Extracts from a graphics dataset
+-------+

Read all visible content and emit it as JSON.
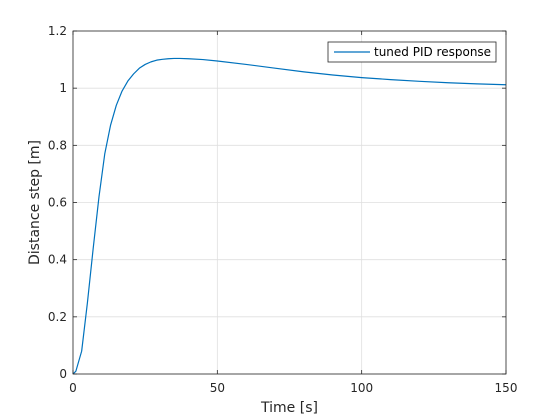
{
  "chart_data": {
    "type": "line",
    "xlabel": "Time [s]",
    "ylabel": "Distance step [m]",
    "xlim": [
      0,
      150
    ],
    "ylim": [
      0,
      1.2
    ],
    "xticks": [
      0,
      50,
      100,
      150
    ],
    "xtick_labels": [
      "0",
      "50",
      "100",
      "150"
    ],
    "yticks": [
      0,
      0.2,
      0.4,
      0.6,
      0.8,
      1.0,
      1.2
    ],
    "ytick_labels": [
      "0",
      "0.2",
      "0.4",
      "0.6",
      "0.8",
      "1",
      "1.2"
    ],
    "grid": true,
    "legend_position": "top-right",
    "series": [
      {
        "name": "tuned PID response",
        "color": "#0072bd",
        "x": [
          0,
          1,
          3,
          5,
          7,
          9,
          11,
          13,
          15,
          17,
          19,
          21,
          23,
          25,
          27,
          29,
          31,
          33,
          35,
          37,
          40,
          45,
          50,
          60,
          70,
          80,
          90,
          100,
          110,
          120,
          130,
          140,
          150
        ],
        "y": [
          0,
          0.01,
          0.08,
          0.25,
          0.44,
          0.62,
          0.77,
          0.87,
          0.94,
          0.99,
          1.025,
          1.05,
          1.07,
          1.083,
          1.092,
          1.098,
          1.101,
          1.103,
          1.104,
          1.104,
          1.103,
          1.1,
          1.095,
          1.083,
          1.07,
          1.057,
          1.046,
          1.037,
          1.03,
          1.024,
          1.019,
          1.015,
          1.012
        ]
      }
    ]
  }
}
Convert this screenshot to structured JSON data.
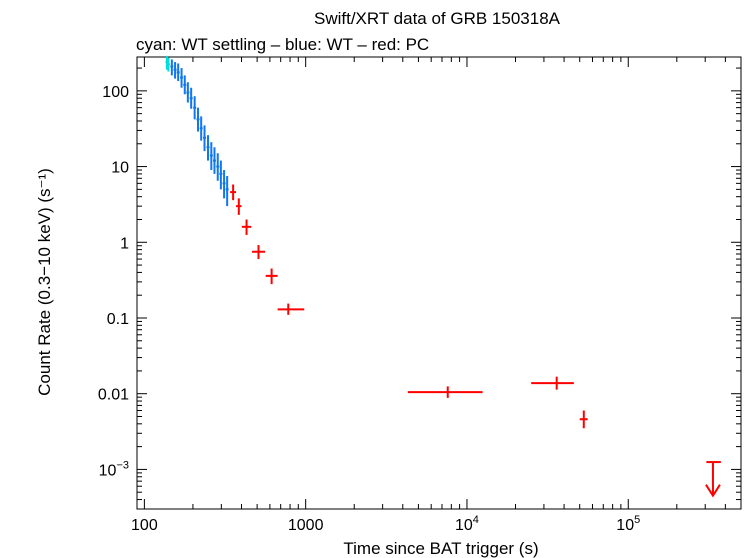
{
  "chart_data": {
    "type": "scatter",
    "title": "Swift/XRT data of GRB 150318A",
    "subtitle": "cyan: WT settling – blue: WT – red: PC",
    "xlabel": "Time since BAT trigger (s)",
    "ylabel": "Count Rate (0.3−10 keV) (s⁻¹)",
    "xscale": "log",
    "yscale": "log",
    "xlim": [
      90,
      500000
    ],
    "ylim": [
      0.0003,
      280
    ],
    "x_ticks": [
      {
        "value": 100,
        "label": "100"
      },
      {
        "value": 1000,
        "label": "1000"
      },
      {
        "value": 10000,
        "label": "10",
        "sup": "4"
      },
      {
        "value": 100000,
        "label": "10",
        "sup": "5"
      }
    ],
    "y_ticks": [
      {
        "value": 100,
        "label": "100"
      },
      {
        "value": 10,
        "label": "10"
      },
      {
        "value": 1,
        "label": "1"
      },
      {
        "value": 0.1,
        "label": "0.1"
      },
      {
        "value": 0.01,
        "label": "0.01"
      },
      {
        "value": 0.001,
        "label": "10",
        "sup": "−3"
      }
    ],
    "colors": {
      "wt_settling": "#00dddd",
      "wt": "#1177ee",
      "pc": "#ff0000",
      "axis": "#000000"
    },
    "series": [
      {
        "name": "WT settling",
        "color": "#00dddd",
        "points": [
          {
            "x": 138,
            "y": 240,
            "ylo": 190,
            "yhi": 290
          },
          {
            "x": 141,
            "y": 225,
            "ylo": 180,
            "yhi": 275
          }
        ]
      },
      {
        "name": "WT",
        "color": "#1177ee",
        "points": [
          {
            "x": 148,
            "y": 210,
            "ylo": 160,
            "yhi": 260
          },
          {
            "x": 155,
            "y": 190,
            "ylo": 145,
            "yhi": 240
          },
          {
            "x": 162,
            "y": 175,
            "ylo": 135,
            "yhi": 230
          },
          {
            "x": 170,
            "y": 150,
            "ylo": 110,
            "yhi": 200
          },
          {
            "x": 178,
            "y": 120,
            "ylo": 90,
            "yhi": 160
          },
          {
            "x": 186,
            "y": 95,
            "ylo": 70,
            "yhi": 130
          },
          {
            "x": 195,
            "y": 80,
            "ylo": 58,
            "yhi": 110
          },
          {
            "x": 205,
            "y": 60,
            "ylo": 42,
            "yhi": 85
          },
          {
            "x": 215,
            "y": 42,
            "ylo": 29,
            "yhi": 60
          },
          {
            "x": 225,
            "y": 32,
            "ylo": 22,
            "yhi": 46
          },
          {
            "x": 236,
            "y": 24,
            "ylo": 16,
            "yhi": 35
          },
          {
            "x": 248,
            "y": 18,
            "ylo": 12,
            "yhi": 26
          },
          {
            "x": 260,
            "y": 14,
            "ylo": 9,
            "yhi": 21
          },
          {
            "x": 272,
            "y": 12,
            "ylo": 8,
            "yhi": 18
          },
          {
            "x": 285,
            "y": 10,
            "ylo": 6.5,
            "yhi": 15
          },
          {
            "x": 298,
            "y": 8,
            "ylo": 5,
            "yhi": 12
          },
          {
            "x": 312,
            "y": 6,
            "ylo": 3.8,
            "yhi": 9
          },
          {
            "x": 326,
            "y": 5,
            "ylo": 3,
            "yhi": 7.5
          }
        ]
      },
      {
        "name": "PC",
        "color": "#ff0000",
        "points": [
          {
            "x": 355,
            "xlo": 340,
            "xhi": 370,
            "y": 4.6,
            "ylo": 3.6,
            "yhi": 5.8
          },
          {
            "x": 385,
            "xlo": 370,
            "xhi": 400,
            "y": 3.0,
            "ylo": 2.3,
            "yhi": 3.8
          },
          {
            "x": 430,
            "xlo": 402,
            "xhi": 460,
            "y": 1.6,
            "ylo": 1.25,
            "yhi": 2.0
          },
          {
            "x": 510,
            "xlo": 465,
            "xhi": 560,
            "y": 0.75,
            "ylo": 0.6,
            "yhi": 0.92
          },
          {
            "x": 615,
            "xlo": 565,
            "xhi": 670,
            "y": 0.36,
            "ylo": 0.28,
            "yhi": 0.45
          },
          {
            "x": 780,
            "xlo": 670,
            "xhi": 980,
            "y": 0.13,
            "ylo": 0.11,
            "yhi": 0.155
          },
          {
            "x": 7600,
            "xlo": 4300,
            "xhi": 12500,
            "y": 0.0105,
            "ylo": 0.0088,
            "yhi": 0.0125
          },
          {
            "x": 36000,
            "xlo": 25000,
            "xhi": 46000,
            "y": 0.0138,
            "ylo": 0.0113,
            "yhi": 0.0168
          },
          {
            "x": 53000,
            "xlo": 50000,
            "xhi": 56000,
            "y": 0.0046,
            "ylo": 0.0035,
            "yhi": 0.006
          }
        ]
      }
    ],
    "upper_limits": [
      {
        "x": 335000,
        "xlo": 305000,
        "xhi": 375000,
        "y": 0.00125,
        "arrow_to": 0.00045,
        "color": "#ff0000"
      }
    ]
  }
}
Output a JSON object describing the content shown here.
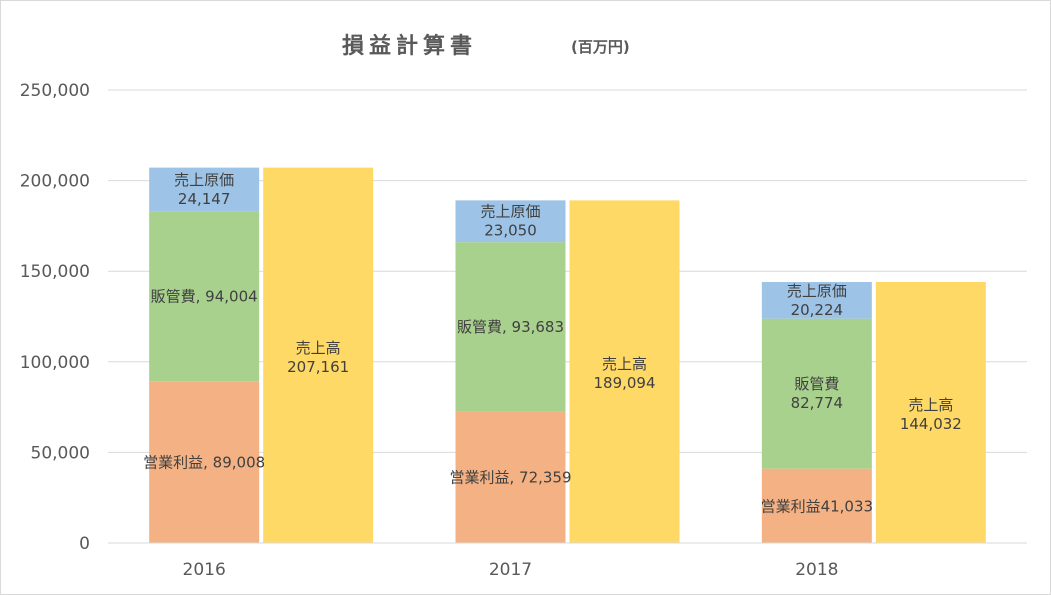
{
  "chart_data": {
    "type": "bar",
    "title": "損益計算書",
    "subtitle": "(百万円)",
    "categories": [
      "2016",
      "2017",
      "2018"
    ],
    "ylim": [
      0,
      250000
    ],
    "yticks": [
      "0",
      "50,000",
      "100,000",
      "150,000",
      "200,000",
      "250,000"
    ],
    "ytick_values": [
      0,
      50000,
      100000,
      150000,
      200000,
      250000
    ],
    "grid": true,
    "cost_stack": [
      {
        "name": "営業利益",
        "color": "#f4b183",
        "values": [
          89008,
          72359,
          41033
        ],
        "labels": [
          [
            "営業利益, 89,008"
          ],
          [
            "営業利益, 72,359"
          ],
          [
            "営業利益41,033"
          ]
        ]
      },
      {
        "name": "販管費",
        "color": "#a9d18e",
        "values": [
          94004,
          93683,
          82774
        ],
        "labels": [
          [
            "販管費, 94,004"
          ],
          [
            "販管費, 93,683"
          ],
          [
            "販管費",
            "82,774"
          ]
        ]
      },
      {
        "name": "売上原価",
        "color": "#9dc3e6",
        "values": [
          24147,
          23050,
          20224
        ],
        "labels": [
          [
            "売上原価",
            "24,147"
          ],
          [
            "売上原価",
            "23,050"
          ],
          [
            "売上原価",
            "20,224"
          ]
        ]
      }
    ],
    "sales": {
      "name": "売上高",
      "color": "#ffd966",
      "values": [
        207161,
        189094,
        144032
      ],
      "labels": [
        [
          "売上高",
          "207,161"
        ],
        [
          "売上高",
          "189,094"
        ],
        [
          "売上高",
          "144,032"
        ]
      ]
    }
  }
}
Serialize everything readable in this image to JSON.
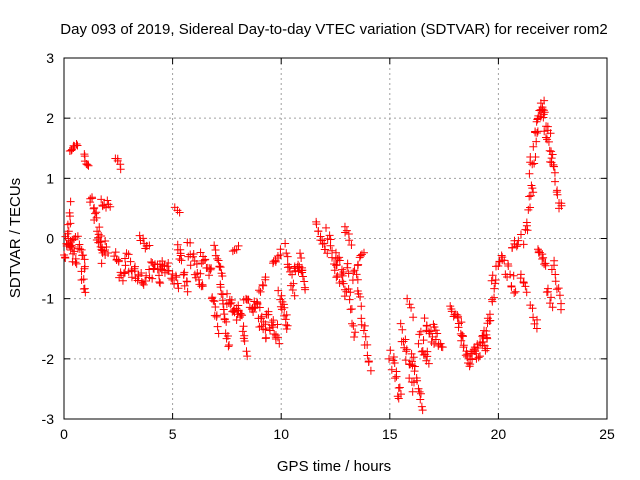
{
  "chart_data": {
    "type": "scatter",
    "title": "Day 093 of 2019, Sidereal Day-to-day VTEC variation (SDTVAR) for receiver rom2",
    "xlabel": "GPS time / hours",
    "ylabel": "SDTVAR / TECUs",
    "xlim": [
      0,
      25
    ],
    "ylim": [
      -3,
      3
    ],
    "x_ticks": [
      0,
      5,
      10,
      15,
      20,
      25
    ],
    "x_tick_labels": [
      "0",
      "5",
      "10",
      "15",
      "20",
      "25"
    ],
    "y_ticks": [
      -3,
      -2,
      -1,
      0,
      1,
      2,
      3
    ],
    "y_tick_labels": [
      "-3",
      "-2",
      "-1",
      "0",
      "1",
      "2",
      "3"
    ],
    "grid": true,
    "marker": "+",
    "color": "#ff0000",
    "segments": [
      {
        "t0": 0.0,
        "t1": 0.3,
        "y0": -0.4,
        "y1": 0.5,
        "n": 14,
        "spread": 0.18
      },
      {
        "t0": 0.1,
        "t1": 0.6,
        "y0": 0.0,
        "y1": -0.4,
        "n": 12,
        "spread": 0.15
      },
      {
        "t0": 0.3,
        "t1": 0.6,
        "y0": 1.45,
        "y1": 1.55,
        "n": 8,
        "spread": 0.04
      },
      {
        "t0": 0.3,
        "t1": 0.5,
        "y0": -0.2,
        "y1": 0.0,
        "n": 6,
        "spread": 0.1
      },
      {
        "t0": 0.6,
        "t1": 1.0,
        "y0": 0.0,
        "y1": -0.5,
        "n": 10,
        "spread": 0.12
      },
      {
        "t0": 0.9,
        "t1": 1.1,
        "y0": 1.4,
        "y1": 1.2,
        "n": 6,
        "spread": 0.05
      },
      {
        "t0": 0.8,
        "t1": 1.0,
        "y0": -0.6,
        "y1": -0.9,
        "n": 6,
        "spread": 0.08
      },
      {
        "t0": 1.2,
        "t1": 1.8,
        "y0": 0.8,
        "y1": -0.4,
        "n": 20,
        "spread": 0.2
      },
      {
        "t0": 1.7,
        "t1": 2.1,
        "y0": 0.6,
        "y1": 0.55,
        "n": 8,
        "spread": 0.07
      },
      {
        "t0": 1.6,
        "t1": 2.0,
        "y0": 0.2,
        "y1": -0.3,
        "n": 10,
        "spread": 0.15
      },
      {
        "t0": 2.4,
        "t1": 2.6,
        "y0": 1.35,
        "y1": 1.15,
        "n": 5,
        "spread": 0.05
      },
      {
        "t0": 2.3,
        "t1": 2.8,
        "y0": -0.3,
        "y1": -0.7,
        "n": 12,
        "spread": 0.15
      },
      {
        "t0": 2.8,
        "t1": 3.3,
        "y0": -0.3,
        "y1": -0.6,
        "n": 12,
        "spread": 0.15
      },
      {
        "t0": 3.3,
        "t1": 3.8,
        "y0": -0.6,
        "y1": -0.7,
        "n": 10,
        "spread": 0.1
      },
      {
        "t0": 3.5,
        "t1": 3.9,
        "y0": 0.1,
        "y1": -0.2,
        "n": 8,
        "spread": 0.1
      },
      {
        "t0": 3.9,
        "t1": 4.5,
        "y0": -0.5,
        "y1": -0.6,
        "n": 14,
        "spread": 0.15
      },
      {
        "t0": 4.4,
        "t1": 4.8,
        "y0": -0.4,
        "y1": -0.5,
        "n": 10,
        "spread": 0.12
      },
      {
        "t0": 4.8,
        "t1": 5.3,
        "y0": -0.6,
        "y1": -0.8,
        "n": 10,
        "spread": 0.12
      },
      {
        "t0": 5.1,
        "t1": 5.3,
        "y0": 0.5,
        "y1": 0.45,
        "n": 3,
        "spread": 0.03
      },
      {
        "t0": 5.2,
        "t1": 5.7,
        "y0": -0.1,
        "y1": -0.8,
        "n": 14,
        "spread": 0.15
      },
      {
        "t0": 5.7,
        "t1": 6.4,
        "y0": -0.1,
        "y1": -0.9,
        "n": 18,
        "spread": 0.18
      },
      {
        "t0": 6.3,
        "t1": 6.8,
        "y0": -0.3,
        "y1": -0.6,
        "n": 12,
        "spread": 0.12
      },
      {
        "t0": 6.8,
        "t1": 7.1,
        "y0": -0.9,
        "y1": -1.5,
        "n": 10,
        "spread": 0.12
      },
      {
        "t0": 6.9,
        "t1": 7.3,
        "y0": -0.2,
        "y1": -0.6,
        "n": 10,
        "spread": 0.1
      },
      {
        "t0": 7.2,
        "t1": 7.6,
        "y0": -0.8,
        "y1": -1.8,
        "n": 16,
        "spread": 0.15
      },
      {
        "t0": 7.5,
        "t1": 8.0,
        "y0": -1.0,
        "y1": -1.3,
        "n": 14,
        "spread": 0.12
      },
      {
        "t0": 7.8,
        "t1": 8.0,
        "y0": -0.2,
        "y1": -0.15,
        "n": 4,
        "spread": 0.03
      },
      {
        "t0": 8.0,
        "t1": 8.4,
        "y0": -1.0,
        "y1": -1.9,
        "n": 14,
        "spread": 0.15
      },
      {
        "t0": 8.3,
        "t1": 8.8,
        "y0": -1.0,
        "y1": -1.2,
        "n": 10,
        "spread": 0.1
      },
      {
        "t0": 8.8,
        "t1": 9.3,
        "y0": -1.0,
        "y1": -1.7,
        "n": 16,
        "spread": 0.15
      },
      {
        "t0": 9.0,
        "t1": 9.3,
        "y0": -0.9,
        "y1": -0.7,
        "n": 6,
        "spread": 0.06
      },
      {
        "t0": 9.3,
        "t1": 9.9,
        "y0": -1.3,
        "y1": -1.6,
        "n": 18,
        "spread": 0.15
      },
      {
        "t0": 9.6,
        "t1": 10.0,
        "y0": -0.4,
        "y1": -0.2,
        "n": 8,
        "spread": 0.05
      },
      {
        "t0": 9.9,
        "t1": 10.3,
        "y0": -1.0,
        "y1": -1.4,
        "n": 14,
        "spread": 0.15
      },
      {
        "t0": 10.2,
        "t1": 10.6,
        "y0": -0.2,
        "y1": -0.9,
        "n": 12,
        "spread": 0.15
      },
      {
        "t0": 10.6,
        "t1": 11.0,
        "y0": -0.4,
        "y1": -0.6,
        "n": 10,
        "spread": 0.1
      },
      {
        "t0": 10.9,
        "t1": 11.1,
        "y0": -0.3,
        "y1": -0.9,
        "n": 8,
        "spread": 0.08
      },
      {
        "t0": 11.6,
        "t1": 12.1,
        "y0": 0.2,
        "y1": -0.3,
        "n": 12,
        "spread": 0.1
      },
      {
        "t0": 12.1,
        "t1": 12.6,
        "y0": 0.1,
        "y1": -0.6,
        "n": 12,
        "spread": 0.15
      },
      {
        "t0": 12.5,
        "t1": 13.0,
        "y0": -0.3,
        "y1": -0.9,
        "n": 16,
        "spread": 0.2
      },
      {
        "t0": 12.9,
        "t1": 13.2,
        "y0": 0.2,
        "y1": -0.1,
        "n": 6,
        "spread": 0.08
      },
      {
        "t0": 13.0,
        "t1": 13.4,
        "y0": -0.4,
        "y1": -1.6,
        "n": 12,
        "spread": 0.15
      },
      {
        "t0": 13.3,
        "t1": 13.8,
        "y0": -0.6,
        "y1": -0.3,
        "n": 10,
        "spread": 0.1
      },
      {
        "t0": 13.5,
        "t1": 14.1,
        "y0": -0.8,
        "y1": -2.2,
        "n": 16,
        "spread": 0.15
      },
      {
        "t0": 15.0,
        "t1": 15.5,
        "y0": -1.9,
        "y1": -2.7,
        "n": 14,
        "spread": 0.2
      },
      {
        "t0": 15.5,
        "t1": 16.1,
        "y0": -1.6,
        "y1": -2.4,
        "n": 16,
        "spread": 0.2
      },
      {
        "t0": 15.8,
        "t1": 16.1,
        "y0": -1.0,
        "y1": -1.3,
        "n": 4,
        "spread": 0.05
      },
      {
        "t0": 16.0,
        "t1": 16.5,
        "y0": -1.9,
        "y1": -2.8,
        "n": 14,
        "spread": 0.15
      },
      {
        "t0": 16.3,
        "t1": 16.8,
        "y0": -1.6,
        "y1": -2.1,
        "n": 12,
        "spread": 0.15
      },
      {
        "t0": 16.6,
        "t1": 17.0,
        "y0": -1.4,
        "y1": -1.7,
        "n": 10,
        "spread": 0.1
      },
      {
        "t0": 17.0,
        "t1": 17.4,
        "y0": -1.5,
        "y1": -1.9,
        "n": 10,
        "spread": 0.12
      },
      {
        "t0": 17.8,
        "t1": 18.3,
        "y0": -1.1,
        "y1": -1.5,
        "n": 12,
        "spread": 0.12
      },
      {
        "t0": 18.2,
        "t1": 18.7,
        "y0": -1.5,
        "y1": -2.1,
        "n": 14,
        "spread": 0.12
      },
      {
        "t0": 18.7,
        "t1": 19.5,
        "y0": -2.0,
        "y1": -1.7,
        "n": 24,
        "spread": 0.18
      },
      {
        "t0": 19.3,
        "t1": 19.8,
        "y0": -1.8,
        "y1": -0.9,
        "n": 14,
        "spread": 0.15
      },
      {
        "t0": 19.7,
        "t1": 20.2,
        "y0": -0.8,
        "y1": -0.2,
        "n": 10,
        "spread": 0.15
      },
      {
        "t0": 20.2,
        "t1": 20.8,
        "y0": -0.4,
        "y1": -0.8,
        "n": 12,
        "spread": 0.15
      },
      {
        "t0": 20.6,
        "t1": 21.0,
        "y0": -0.2,
        "y1": 0.0,
        "n": 8,
        "spread": 0.08
      },
      {
        "t0": 21.0,
        "t1": 21.3,
        "y0": -0.6,
        "y1": -0.9,
        "n": 6,
        "spread": 0.08
      },
      {
        "t0": 21.2,
        "t1": 21.6,
        "y0": 0.0,
        "y1": 1.0,
        "n": 12,
        "spread": 0.2
      },
      {
        "t0": 21.4,
        "t1": 21.8,
        "y0": 1.0,
        "y1": 1.8,
        "n": 10,
        "spread": 0.2
      },
      {
        "t0": 21.5,
        "t1": 21.8,
        "y0": -1.1,
        "y1": -1.5,
        "n": 6,
        "spread": 0.1
      },
      {
        "t0": 21.7,
        "t1": 22.1,
        "y0": 1.8,
        "y1": 2.3,
        "n": 14,
        "spread": 0.15
      },
      {
        "t0": 21.8,
        "t1": 22.2,
        "y0": -0.2,
        "y1": -0.4,
        "n": 10,
        "spread": 0.1
      },
      {
        "t0": 22.0,
        "t1": 22.5,
        "y0": 2.1,
        "y1": 1.4,
        "n": 16,
        "spread": 0.2
      },
      {
        "t0": 22.2,
        "t1": 22.5,
        "y0": -0.8,
        "y1": -1.1,
        "n": 6,
        "spread": 0.1
      },
      {
        "t0": 22.4,
        "t1": 22.9,
        "y0": 1.4,
        "y1": 0.5,
        "n": 14,
        "spread": 0.15
      },
      {
        "t0": 22.5,
        "t1": 22.9,
        "y0": -0.4,
        "y1": -1.1,
        "n": 10,
        "spread": 0.12
      }
    ]
  }
}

+-------+

* **WORK INSTRUCTIONS**: Only a number is wanted: how many lines of the data above contain "ylabel"?

* **ANSWER FOR THE TASK**: 3